MATERIAL FOR THE TASK
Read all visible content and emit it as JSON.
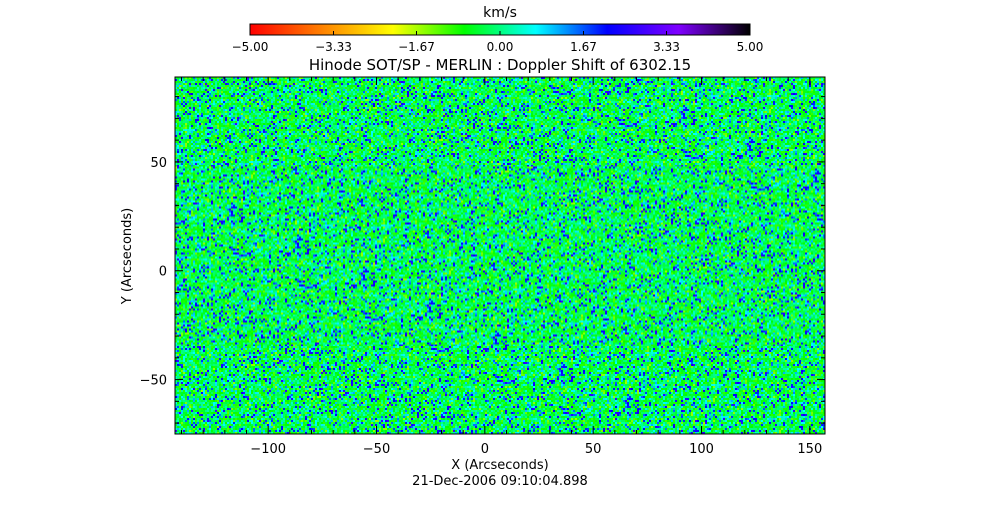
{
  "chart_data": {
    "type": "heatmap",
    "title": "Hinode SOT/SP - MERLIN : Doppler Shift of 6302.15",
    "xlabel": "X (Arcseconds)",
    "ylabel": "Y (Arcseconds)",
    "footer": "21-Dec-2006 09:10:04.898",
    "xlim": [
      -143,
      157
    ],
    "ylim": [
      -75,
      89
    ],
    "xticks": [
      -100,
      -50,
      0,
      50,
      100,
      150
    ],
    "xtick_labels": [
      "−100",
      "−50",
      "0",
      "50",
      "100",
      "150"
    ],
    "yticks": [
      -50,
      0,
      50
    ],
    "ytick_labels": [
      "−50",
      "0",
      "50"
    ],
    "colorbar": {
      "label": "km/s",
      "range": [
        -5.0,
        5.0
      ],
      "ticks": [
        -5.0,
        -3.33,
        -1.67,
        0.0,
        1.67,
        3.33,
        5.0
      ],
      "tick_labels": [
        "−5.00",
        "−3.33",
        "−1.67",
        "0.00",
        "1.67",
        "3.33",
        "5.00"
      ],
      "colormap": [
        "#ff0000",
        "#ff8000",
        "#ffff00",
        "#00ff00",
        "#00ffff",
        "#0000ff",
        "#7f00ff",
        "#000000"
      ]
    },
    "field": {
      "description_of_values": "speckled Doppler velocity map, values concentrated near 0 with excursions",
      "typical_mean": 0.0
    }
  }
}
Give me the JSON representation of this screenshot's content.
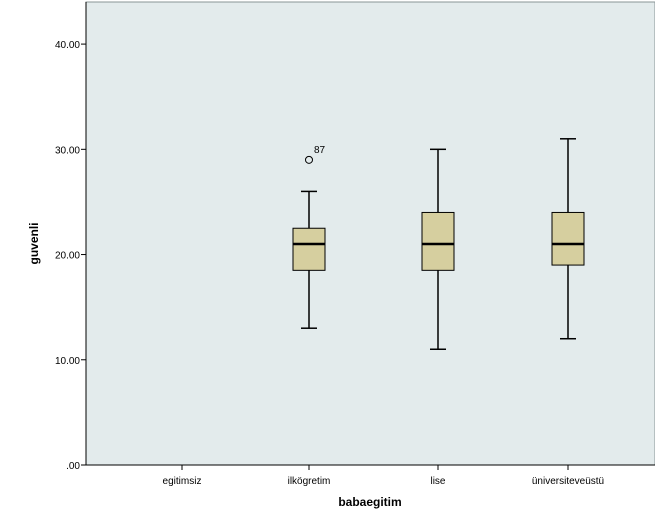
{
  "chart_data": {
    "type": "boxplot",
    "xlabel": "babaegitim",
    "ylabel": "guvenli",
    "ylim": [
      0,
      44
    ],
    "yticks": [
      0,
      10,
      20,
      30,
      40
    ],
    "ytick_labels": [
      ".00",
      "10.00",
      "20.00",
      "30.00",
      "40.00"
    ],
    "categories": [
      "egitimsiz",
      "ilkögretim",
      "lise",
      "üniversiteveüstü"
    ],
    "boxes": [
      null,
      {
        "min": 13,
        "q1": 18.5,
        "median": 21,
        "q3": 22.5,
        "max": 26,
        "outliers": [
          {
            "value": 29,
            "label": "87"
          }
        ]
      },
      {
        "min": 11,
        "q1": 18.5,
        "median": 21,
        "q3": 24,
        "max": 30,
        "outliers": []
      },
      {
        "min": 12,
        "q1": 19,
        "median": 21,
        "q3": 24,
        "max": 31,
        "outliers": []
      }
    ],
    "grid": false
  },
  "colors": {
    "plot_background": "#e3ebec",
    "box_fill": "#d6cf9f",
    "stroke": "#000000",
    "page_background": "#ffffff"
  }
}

WHAT THE TASK REQUIRES
Reproduce the material in full, word for word, and omit the pictures.

SOLUTION FOR THIS PROBLEM
Read all visible content and emit it as JSON.
{
  "chart_data": {
    "type": "heatmap",
    "title": "Hinode SOT/SP - MERLIN : Doppler Shift of 6302.15",
    "xlabel": "X (Arcseconds)",
    "ylabel": "Y (Arcseconds)",
    "footer": "21-Dec-2006 09:10:04.898",
    "xlim": [
      -143,
      157
    ],
    "ylim": [
      -75,
      89
    ],
    "xticks": [
      -100,
      -50,
      0,
      50,
      100,
      150
    ],
    "xtick_labels": [
      "−100",
      "−50",
      "0",
      "50",
      "100",
      "150"
    ],
    "yticks": [
      -50,
      0,
      50
    ],
    "ytick_labels": [
      "−50",
      "0",
      "50"
    ],
    "colorbar": {
      "label": "km/s",
      "range": [
        -5.0,
        5.0
      ],
      "ticks": [
        -5.0,
        -3.33,
        -1.67,
        0.0,
        1.67,
        3.33,
        5.0
      ],
      "tick_labels": [
        "−5.00",
        "−3.33",
        "−1.67",
        "0.00",
        "1.67",
        "3.33",
        "5.00"
      ],
      "colormap": [
        "#ff0000",
        "#ff8000",
        "#ffff00",
        "#00ff00",
        "#00ffff",
        "#0000ff",
        "#7f00ff",
        "#000000"
      ]
    },
    "field": {
      "description_of_values": "speckled Doppler velocity map, values concentrated near 0 with excursions",
      "typical_mean": 0.0
    }
  }
}
Give me the JSON representation of this screenshot's content.
{
  "chart_data": {
    "type": "boxplot",
    "xlabel": "babaegitim",
    "ylabel": "guvenli",
    "ylim": [
      0,
      44
    ],
    "yticks": [
      0,
      10,
      20,
      30,
      40
    ],
    "ytick_labels": [
      ".00",
      "10.00",
      "20.00",
      "30.00",
      "40.00"
    ],
    "categories": [
      "egitimsiz",
      "ilkögretim",
      "lise",
      "üniversiteveüstü"
    ],
    "boxes": [
      null,
      {
        "min": 13,
        "q1": 18.5,
        "median": 21,
        "q3": 22.5,
        "max": 26,
        "outliers": [
          {
            "value": 29,
            "label": "87"
          }
        ]
      },
      {
        "min": 11,
        "q1": 18.5,
        "median": 21,
        "q3": 24,
        "max": 30,
        "outliers": []
      },
      {
        "min": 12,
        "q1": 19,
        "median": 21,
        "q3": 24,
        "max": 31,
        "outliers": []
      }
    ],
    "grid": false
  },
  "colors": {
    "plot_background": "#e3ebec",
    "box_fill": "#d6cf9f",
    "stroke": "#000000",
    "page_background": "#ffffff"
  }
}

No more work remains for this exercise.